Your task is to output all the records below, word for word.

Dataset excerpts
──────────────────────────────

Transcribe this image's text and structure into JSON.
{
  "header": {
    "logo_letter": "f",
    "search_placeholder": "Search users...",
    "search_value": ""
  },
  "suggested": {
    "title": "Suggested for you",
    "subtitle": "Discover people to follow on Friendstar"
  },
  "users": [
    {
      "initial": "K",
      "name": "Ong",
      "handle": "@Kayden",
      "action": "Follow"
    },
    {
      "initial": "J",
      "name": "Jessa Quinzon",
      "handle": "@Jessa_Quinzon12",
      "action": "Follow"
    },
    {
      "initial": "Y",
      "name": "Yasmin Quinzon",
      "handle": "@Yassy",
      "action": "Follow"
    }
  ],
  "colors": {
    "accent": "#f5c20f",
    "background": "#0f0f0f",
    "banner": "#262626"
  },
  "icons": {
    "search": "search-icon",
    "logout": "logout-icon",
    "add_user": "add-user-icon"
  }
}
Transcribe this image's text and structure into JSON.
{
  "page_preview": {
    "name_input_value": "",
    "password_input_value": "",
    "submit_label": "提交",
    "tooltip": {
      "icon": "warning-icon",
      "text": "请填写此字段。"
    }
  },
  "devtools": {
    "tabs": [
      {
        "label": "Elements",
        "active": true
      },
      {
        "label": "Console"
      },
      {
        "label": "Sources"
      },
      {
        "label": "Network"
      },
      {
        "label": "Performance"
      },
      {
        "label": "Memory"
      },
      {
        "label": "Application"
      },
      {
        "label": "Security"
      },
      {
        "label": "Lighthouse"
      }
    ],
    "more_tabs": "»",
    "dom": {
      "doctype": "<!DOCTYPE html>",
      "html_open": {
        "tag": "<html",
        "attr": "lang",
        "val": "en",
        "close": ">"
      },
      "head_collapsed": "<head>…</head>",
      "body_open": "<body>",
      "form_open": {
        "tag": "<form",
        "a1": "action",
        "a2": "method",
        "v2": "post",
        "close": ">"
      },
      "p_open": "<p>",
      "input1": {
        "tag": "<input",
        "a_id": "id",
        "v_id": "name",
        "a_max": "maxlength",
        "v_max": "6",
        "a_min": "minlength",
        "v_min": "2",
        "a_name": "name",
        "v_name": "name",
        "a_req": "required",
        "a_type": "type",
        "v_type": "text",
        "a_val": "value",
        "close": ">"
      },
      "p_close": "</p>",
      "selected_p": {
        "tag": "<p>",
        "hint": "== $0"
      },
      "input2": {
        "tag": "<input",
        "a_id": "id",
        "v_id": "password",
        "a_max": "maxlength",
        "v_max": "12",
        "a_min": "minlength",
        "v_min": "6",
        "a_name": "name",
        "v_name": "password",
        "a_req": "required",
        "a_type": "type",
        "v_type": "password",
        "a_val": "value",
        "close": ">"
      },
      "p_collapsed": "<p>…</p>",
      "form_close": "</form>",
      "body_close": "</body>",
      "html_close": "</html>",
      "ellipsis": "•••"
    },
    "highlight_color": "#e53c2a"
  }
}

──────────────────────────────

_EXERCISE RESULT:_
Transcribe this image's text and structure into JSON.
{
  "header": {
    "logo_letter": "f",
    "search_placeholder": "Search users...",
    "search_value": ""
  },
  "suggested": {
    "title": "Suggested for you",
    "subtitle": "Discover people to follow on Friendstar"
  },
  "users": [
    {
      "initial": "K",
      "name": "Ong",
      "handle": "@Kayden",
      "action": "Follow"
    },
    {
      "initial": "J",
      "name": "Jessa Quinzon",
      "handle": "@Jessa_Quinzon12",
      "action": "Follow"
    },
    {
      "initial": "Y",
      "name": "Yasmin Quinzon",
      "handle": "@Yassy",
      "action": "Follow"
    }
  ],
  "colors": {
    "accent": "#f5c20f",
    "background": "#0f0f0f",
    "banner": "#262626"
  },
  "icons": {
    "search": "search-icon",
    "logout": "logout-icon",
    "add_user": "add-user-icon"
  }
}
Transcribe this image's text and structure into JSON.
{
  "page_preview": {
    "name_input_value": "",
    "password_input_value": "",
    "submit_label": "提交",
    "tooltip": {
      "icon": "warning-icon",
      "text": "请填写此字段。"
    }
  },
  "devtools": {
    "tabs": [
      {
        "label": "Elements",
        "active": true
      },
      {
        "label": "Console"
      },
      {
        "label": "Sources"
      },
      {
        "label": "Network"
      },
      {
        "label": "Performance"
      },
      {
        "label": "Memory"
      },
      {
        "label": "Application"
      },
      {
        "label": "Security"
      },
      {
        "label": "Lighthouse"
      }
    ],
    "more_tabs": "»",
    "dom": {
      "doctype": "<!DOCTYPE html>",
      "html_open": {
        "tag": "<html",
        "attr": "lang",
        "val": "en",
        "close": ">"
      },
      "head_collapsed": "<head>…</head>",
      "body_open": "<body>",
      "form_open": {
        "tag": "<form",
        "a1": "action",
        "a2": "method",
        "v2": "post",
        "close": ">"
      },
      "p_open": "<p>",
      "input1": {
        "tag": "<input",
        "a_id": "id",
        "v_id": "name",
        "a_max": "maxlength",
        "v_max": "6",
        "a_min": "minlength",
        "v_min": "2",
        "a_name": "name",
        "v_name": "name",
        "a_req": "required",
        "a_type": "type",
        "v_type": "text",
        "a_val": "value",
        "close": ">"
      },
      "p_close": "</p>",
      "selected_p": {
        "tag": "<p>",
        "hint": "== $0"
      },
      "input2": {
        "tag": "<input",
        "a_id": "id",
        "v_id": "password",
        "a_max": "maxlength",
        "v_max": "12",
        "a_min": "minlength",
        "v_min": "6",
        "a_name": "name",
        "v_name": "password",
        "a_req": "required",
        "a_type": "type",
        "v_type": "password",
        "a_val": "value",
        "close": ">"
      },
      "p_collapsed": "<p>…</p>",
      "form_close": "</form>",
      "body_close": "</body>",
      "html_close": "</html>",
      "ellipsis": "•••"
    },
    "highlight_color": "#e53c2a"
  }
}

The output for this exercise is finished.